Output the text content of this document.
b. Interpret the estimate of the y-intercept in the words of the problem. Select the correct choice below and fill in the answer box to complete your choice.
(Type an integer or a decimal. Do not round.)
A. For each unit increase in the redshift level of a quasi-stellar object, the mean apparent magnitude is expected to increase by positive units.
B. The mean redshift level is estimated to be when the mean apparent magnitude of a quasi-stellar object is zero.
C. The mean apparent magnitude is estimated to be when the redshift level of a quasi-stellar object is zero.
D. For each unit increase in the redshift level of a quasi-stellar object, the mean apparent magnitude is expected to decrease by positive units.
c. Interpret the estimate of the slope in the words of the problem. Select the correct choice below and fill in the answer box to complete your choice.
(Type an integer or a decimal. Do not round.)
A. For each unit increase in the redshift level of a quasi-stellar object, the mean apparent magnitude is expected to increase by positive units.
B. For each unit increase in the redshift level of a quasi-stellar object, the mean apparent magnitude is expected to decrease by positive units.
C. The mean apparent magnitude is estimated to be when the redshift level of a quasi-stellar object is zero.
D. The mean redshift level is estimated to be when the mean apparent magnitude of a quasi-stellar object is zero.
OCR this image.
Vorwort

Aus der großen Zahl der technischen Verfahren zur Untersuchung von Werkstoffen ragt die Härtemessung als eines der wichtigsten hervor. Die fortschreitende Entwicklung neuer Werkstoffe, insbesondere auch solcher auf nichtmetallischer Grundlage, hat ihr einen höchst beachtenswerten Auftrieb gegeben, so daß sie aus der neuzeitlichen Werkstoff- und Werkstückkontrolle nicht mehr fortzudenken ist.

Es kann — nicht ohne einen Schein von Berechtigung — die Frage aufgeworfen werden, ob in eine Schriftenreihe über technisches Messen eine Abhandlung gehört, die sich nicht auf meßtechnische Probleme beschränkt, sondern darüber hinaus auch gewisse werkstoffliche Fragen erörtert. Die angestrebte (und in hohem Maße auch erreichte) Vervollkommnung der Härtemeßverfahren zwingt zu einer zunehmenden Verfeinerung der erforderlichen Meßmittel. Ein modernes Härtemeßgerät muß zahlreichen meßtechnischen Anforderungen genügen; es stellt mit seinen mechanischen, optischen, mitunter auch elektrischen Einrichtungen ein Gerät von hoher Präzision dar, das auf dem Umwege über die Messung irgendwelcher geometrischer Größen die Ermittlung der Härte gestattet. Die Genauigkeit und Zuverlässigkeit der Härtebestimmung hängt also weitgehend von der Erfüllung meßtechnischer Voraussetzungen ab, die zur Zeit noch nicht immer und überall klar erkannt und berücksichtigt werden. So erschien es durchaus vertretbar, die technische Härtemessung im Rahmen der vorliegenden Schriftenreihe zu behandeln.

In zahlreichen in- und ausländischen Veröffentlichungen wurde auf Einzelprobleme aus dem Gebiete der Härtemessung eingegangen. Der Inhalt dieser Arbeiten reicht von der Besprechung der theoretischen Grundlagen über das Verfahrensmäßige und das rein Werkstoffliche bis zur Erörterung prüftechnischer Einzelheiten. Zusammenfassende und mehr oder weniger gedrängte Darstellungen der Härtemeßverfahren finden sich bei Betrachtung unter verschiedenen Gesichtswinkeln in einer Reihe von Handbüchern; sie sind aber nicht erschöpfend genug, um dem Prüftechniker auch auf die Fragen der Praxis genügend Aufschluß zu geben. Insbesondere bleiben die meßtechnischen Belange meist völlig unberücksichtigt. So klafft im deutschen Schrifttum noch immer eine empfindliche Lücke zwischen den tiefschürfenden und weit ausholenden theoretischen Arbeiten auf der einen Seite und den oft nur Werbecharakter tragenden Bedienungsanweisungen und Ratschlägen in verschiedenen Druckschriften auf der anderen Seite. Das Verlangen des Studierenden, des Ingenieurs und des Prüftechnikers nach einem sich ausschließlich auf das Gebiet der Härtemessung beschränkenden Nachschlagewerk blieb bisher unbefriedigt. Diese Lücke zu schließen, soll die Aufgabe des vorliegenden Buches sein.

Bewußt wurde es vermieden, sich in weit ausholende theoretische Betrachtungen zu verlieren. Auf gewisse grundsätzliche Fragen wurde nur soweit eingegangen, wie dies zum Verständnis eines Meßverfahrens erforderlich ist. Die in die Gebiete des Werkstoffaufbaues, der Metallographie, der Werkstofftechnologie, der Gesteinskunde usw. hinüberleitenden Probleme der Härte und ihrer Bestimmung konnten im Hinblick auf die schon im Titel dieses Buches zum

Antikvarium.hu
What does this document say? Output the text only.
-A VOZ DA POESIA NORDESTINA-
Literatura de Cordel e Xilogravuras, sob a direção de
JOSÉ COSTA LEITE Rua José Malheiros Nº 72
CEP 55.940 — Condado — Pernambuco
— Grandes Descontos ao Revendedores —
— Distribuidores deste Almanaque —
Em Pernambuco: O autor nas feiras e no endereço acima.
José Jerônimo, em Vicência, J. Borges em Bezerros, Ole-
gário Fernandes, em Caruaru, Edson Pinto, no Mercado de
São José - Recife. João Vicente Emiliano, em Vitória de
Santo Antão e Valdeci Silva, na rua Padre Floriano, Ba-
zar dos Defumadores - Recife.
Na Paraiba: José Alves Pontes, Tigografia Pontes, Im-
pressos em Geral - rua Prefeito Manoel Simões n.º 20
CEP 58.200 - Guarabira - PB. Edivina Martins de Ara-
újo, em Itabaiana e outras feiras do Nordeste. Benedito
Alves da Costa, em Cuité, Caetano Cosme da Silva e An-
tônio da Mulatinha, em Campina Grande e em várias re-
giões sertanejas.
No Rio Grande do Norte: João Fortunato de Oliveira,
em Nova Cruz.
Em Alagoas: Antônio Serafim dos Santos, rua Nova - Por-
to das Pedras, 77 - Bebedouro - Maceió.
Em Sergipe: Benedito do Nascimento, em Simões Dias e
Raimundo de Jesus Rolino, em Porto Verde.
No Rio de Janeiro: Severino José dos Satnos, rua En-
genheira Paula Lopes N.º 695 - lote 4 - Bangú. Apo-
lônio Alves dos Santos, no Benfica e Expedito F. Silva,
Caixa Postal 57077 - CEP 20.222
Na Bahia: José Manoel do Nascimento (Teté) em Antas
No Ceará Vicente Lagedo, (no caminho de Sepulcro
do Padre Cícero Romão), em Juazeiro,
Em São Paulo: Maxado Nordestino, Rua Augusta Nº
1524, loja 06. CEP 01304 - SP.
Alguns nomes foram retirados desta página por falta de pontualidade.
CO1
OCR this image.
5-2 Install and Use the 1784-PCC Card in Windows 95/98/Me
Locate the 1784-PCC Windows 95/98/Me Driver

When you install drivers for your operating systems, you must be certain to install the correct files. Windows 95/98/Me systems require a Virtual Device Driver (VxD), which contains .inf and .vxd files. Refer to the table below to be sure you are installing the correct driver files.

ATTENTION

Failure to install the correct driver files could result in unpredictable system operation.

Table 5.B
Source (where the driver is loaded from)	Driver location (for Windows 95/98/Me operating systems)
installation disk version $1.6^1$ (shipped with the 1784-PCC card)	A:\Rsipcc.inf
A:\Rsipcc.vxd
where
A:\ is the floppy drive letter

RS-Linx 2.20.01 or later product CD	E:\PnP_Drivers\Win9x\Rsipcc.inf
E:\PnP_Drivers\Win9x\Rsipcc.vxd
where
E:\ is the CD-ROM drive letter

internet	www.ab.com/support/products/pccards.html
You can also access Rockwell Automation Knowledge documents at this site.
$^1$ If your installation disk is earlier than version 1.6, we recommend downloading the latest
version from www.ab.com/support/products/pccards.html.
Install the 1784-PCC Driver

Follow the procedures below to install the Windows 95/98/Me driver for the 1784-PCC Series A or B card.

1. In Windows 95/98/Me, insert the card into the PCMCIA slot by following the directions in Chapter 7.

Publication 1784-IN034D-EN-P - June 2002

◆ EXERCISE BRIEF
In the entries above, count every line containing the word "answer". Write only the total.

◆ OUTPUT BELOW
2